** BEGIN **

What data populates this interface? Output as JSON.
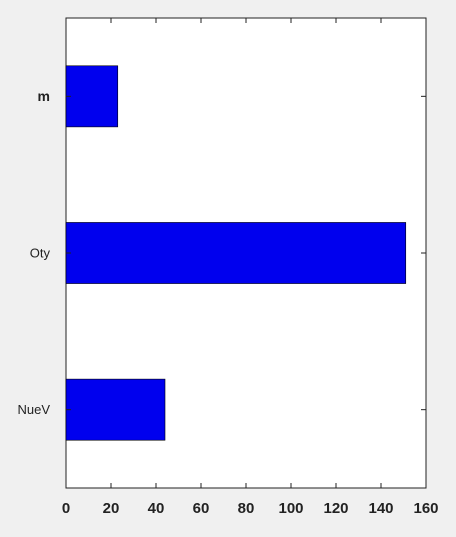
{
  "chart_data": {
    "type": "bar",
    "orientation": "horizontal",
    "categories": [
      "m",
      "Oty",
      "NueV"
    ],
    "values": [
      23,
      151,
      44
    ],
    "xlim": [
      0,
      160
    ],
    "xticks": [
      0,
      20,
      40,
      60,
      80,
      100,
      120,
      140,
      160
    ],
    "xtick_labels": [
      "0",
      "20",
      "40",
      "60",
      "80",
      "100",
      "120",
      "140",
      "160"
    ],
    "bar_color": "#0000ee",
    "plot_background": "#ffffff",
    "page_background": "#f0f0f0",
    "grid": false,
    "legend": "none",
    "title": "",
    "xlabel": "",
    "ylabel": ""
  }
}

** END **

Exercise objective:
Copy out all of the data word for word. Do not carry over any picture.

Written response:
What data populates this interface? Output as JSON.
{
  "chart_data": {
    "type": "bar",
    "orientation": "horizontal",
    "categories": [
      "m",
      "Oty",
      "NueV"
    ],
    "values": [
      23,
      151,
      44
    ],
    "xlim": [
      0,
      160
    ],
    "xticks": [
      0,
      20,
      40,
      60,
      80,
      100,
      120,
      140,
      160
    ],
    "xtick_labels": [
      "0",
      "20",
      "40",
      "60",
      "80",
      "100",
      "120",
      "140",
      "160"
    ],
    "bar_color": "#0000ee",
    "plot_background": "#ffffff",
    "page_background": "#f0f0f0",
    "grid": false,
    "legend": "none",
    "title": "",
    "xlabel": "",
    "ylabel": ""
  }
}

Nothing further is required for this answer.